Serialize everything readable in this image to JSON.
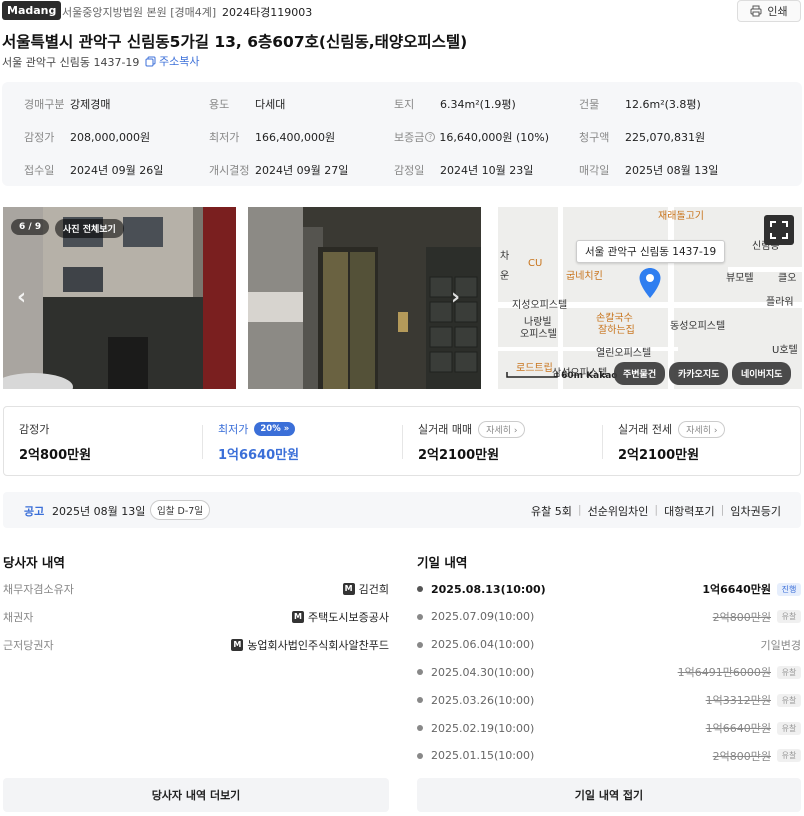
{
  "header": {
    "brand": "Madang",
    "court": "서울중앙지방법원 본원 [경매4계]",
    "case_no": "2024타경119003",
    "print_label": "인쇄",
    "title": "서울특별시 관악구 신림동5가길 13, 6층607호(신림동,태양오피스텔)",
    "jibun": "서울 관악구 신림동 1437-19",
    "copy_label": "주소복사"
  },
  "summary": [
    {
      "k": "경매구분",
      "v": "강제경매"
    },
    {
      "k": "용도",
      "v": "다세대"
    },
    {
      "k": "토지",
      "v": "6.34m²(1.9평)"
    },
    {
      "k": "건물",
      "v": "12.6m²(3.8평)"
    },
    {
      "k": "감정가",
      "v": "208,000,000원"
    },
    {
      "k": "최저가",
      "v": "166,400,000원"
    },
    {
      "k": "보증금",
      "v": "16,640,000원 (10%)",
      "help": "?"
    },
    {
      "k": "청구액",
      "v": "225,070,831원"
    },
    {
      "k": "접수일",
      "v": "2024년 09월 26일"
    },
    {
      "k": "개시결정",
      "v": "2024년 09월 27일"
    },
    {
      "k": "감정일",
      "v": "2024년 10월 23일"
    },
    {
      "k": "매각일",
      "v": "2025년 08월 13일"
    }
  ],
  "photos": {
    "counter": "6 / 9",
    "view_all": "사진 전체보기"
  },
  "map": {
    "address_popup": "서울 관악구 신림동 1437-19",
    "labels": [
      "CU",
      "굽네치킨",
      "지성오피스텔",
      "나랑빌",
      "오피스텔",
      "손칼국수",
      "잘하는집",
      "동성오피스텔",
      "열린오피스텔",
      "로드트립",
      "삼성오피스텔",
      "뷰모텔",
      "플라워",
      "신림동",
      "클오",
      "U호텔",
      "재래돌고기",
      "차",
      "운"
    ],
    "scale": "60m",
    "provider": "Kakao",
    "buttons": {
      "nearby": "주변물건",
      "kakao": "카카오지도",
      "naver": "네이버지도"
    }
  },
  "prices": {
    "appraisal_label": "감정가",
    "appraisal_value": "2억800만원",
    "min_label": "최저가",
    "min_pct": "20%",
    "min_value": "1억6640만원",
    "sale_label": "실거래 매매",
    "sale_value": "2억2100만원",
    "lease_label": "실거래 전세",
    "lease_value": "2억2100만원",
    "detail_label": "자세히"
  },
  "notice": {
    "label": "공고",
    "date": "2025년 08월 13일",
    "chip": "입찰 D-7일",
    "tags": [
      "유찰 5회",
      "선순위임차인",
      "대항력포기",
      "임차권등기"
    ]
  },
  "parties": {
    "title": "당사자 내역",
    "rows": [
      {
        "k": "채무자겸소유자",
        "v": "김건희"
      },
      {
        "k": "채권자",
        "v": "주택도시보증공사"
      },
      {
        "k": "근저당권자",
        "v": "농업회사법인주식회사알찬푸드"
      }
    ],
    "m_badge": "M",
    "more_label": "당사자 내역 더보기"
  },
  "schedule": {
    "title": "기일 내역",
    "rows": [
      {
        "date": "2025.08.13(10:00)",
        "price": "1억6640만원",
        "status": "진행"
      },
      {
        "date": "2025.07.09(10:00)",
        "price": "2억800만원",
        "status": "유찰"
      },
      {
        "date": "2025.06.04(10:00)",
        "price": "기일변경",
        "status": ""
      },
      {
        "date": "2025.04.30(10:00)",
        "price": "1억6491만6000원",
        "status": "유찰"
      },
      {
        "date": "2025.03.26(10:00)",
        "price": "1억3312만원",
        "status": "유찰"
      },
      {
        "date": "2025.02.19(10:00)",
        "price": "1억6640만원",
        "status": "유찰"
      },
      {
        "date": "2025.01.15(10:00)",
        "price": "2억800만원",
        "status": "유찰"
      }
    ],
    "fold_label": "기일 내역 접기"
  },
  "colors": {
    "accent": "#3b6fd8",
    "brand_bg": "#2b2b2b"
  }
}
= = =
**WORK TO BE COMPLETED**
Each entry should be repeated exactly as it appears; the pictures stay out.

**CORRECT RESULT**
Serialize everything readable in this image to JSON.
{
  "header": {
    "brand": "Madang",
    "court": "서울중앙지방법원 본원 [경매4계]",
    "case_no": "2024타경119003",
    "print_label": "인쇄",
    "title": "서울특별시 관악구 신림동5가길 13, 6층607호(신림동,태양오피스텔)",
    "jibun": "서울 관악구 신림동 1437-19",
    "copy_label": "주소복사"
  },
  "summary": [
    {
      "k": "경매구분",
      "v": "강제경매"
    },
    {
      "k": "용도",
      "v": "다세대"
    },
    {
      "k": "토지",
      "v": "6.34m²(1.9평)"
    },
    {
      "k": "건물",
      "v": "12.6m²(3.8평)"
    },
    {
      "k": "감정가",
      "v": "208,000,000원"
    },
    {
      "k": "최저가",
      "v": "166,400,000원"
    },
    {
      "k": "보증금",
      "v": "16,640,000원 (10%)",
      "help": "?"
    },
    {
      "k": "청구액",
      "v": "225,070,831원"
    },
    {
      "k": "접수일",
      "v": "2024년 09월 26일"
    },
    {
      "k": "개시결정",
      "v": "2024년 09월 27일"
    },
    {
      "k": "감정일",
      "v": "2024년 10월 23일"
    },
    {
      "k": "매각일",
      "v": "2025년 08월 13일"
    }
  ],
  "photos": {
    "counter": "6 / 9",
    "view_all": "사진 전체보기"
  },
  "map": {
    "address_popup": "서울 관악구 신림동 1437-19",
    "labels": [
      "CU",
      "굽네치킨",
      "지성오피스텔",
      "나랑빌",
      "오피스텔",
      "손칼국수",
      "잘하는집",
      "동성오피스텔",
      "열린오피스텔",
      "로드트립",
      "삼성오피스텔",
      "뷰모텔",
      "플라워",
      "신림동",
      "클오",
      "U호텔",
      "재래돌고기",
      "차",
      "운"
    ],
    "scale": "60m",
    "provider": "Kakao",
    "buttons": {
      "nearby": "주변물건",
      "kakao": "카카오지도",
      "naver": "네이버지도"
    }
  },
  "prices": {
    "appraisal_label": "감정가",
    "appraisal_value": "2억800만원",
    "min_label": "최저가",
    "min_pct": "20%",
    "min_value": "1억6640만원",
    "sale_label": "실거래 매매",
    "sale_value": "2억2100만원",
    "lease_label": "실거래 전세",
    "lease_value": "2억2100만원",
    "detail_label": "자세히"
  },
  "notice": {
    "label": "공고",
    "date": "2025년 08월 13일",
    "chip": "입찰 D-7일",
    "tags": [
      "유찰 5회",
      "선순위임차인",
      "대항력포기",
      "임차권등기"
    ]
  },
  "parties": {
    "title": "당사자 내역",
    "rows": [
      {
        "k": "채무자겸소유자",
        "v": "김건희"
      },
      {
        "k": "채권자",
        "v": "주택도시보증공사"
      },
      {
        "k": "근저당권자",
        "v": "농업회사법인주식회사알찬푸드"
      }
    ],
    "m_badge": "M",
    "more_label": "당사자 내역 더보기"
  },
  "schedule": {
    "title": "기일 내역",
    "rows": [
      {
        "date": "2025.08.13(10:00)",
        "price": "1억6640만원",
        "status": "진행"
      },
      {
        "date": "2025.07.09(10:00)",
        "price": "2억800만원",
        "status": "유찰"
      },
      {
        "date": "2025.06.04(10:00)",
        "price": "기일변경",
        "status": ""
      },
      {
        "date": "2025.04.30(10:00)",
        "price": "1억6491만6000원",
        "status": "유찰"
      },
      {
        "date": "2025.03.26(10:00)",
        "price": "1억3312만원",
        "status": "유찰"
      },
      {
        "date": "2025.02.19(10:00)",
        "price": "1억6640만원",
        "status": "유찰"
      },
      {
        "date": "2025.01.15(10:00)",
        "price": "2억800만원",
        "status": "유찰"
      }
    ],
    "fold_label": "기일 내역 접기"
  },
  "colors": {
    "accent": "#3b6fd8",
    "brand_bg": "#2b2b2b"
  }
}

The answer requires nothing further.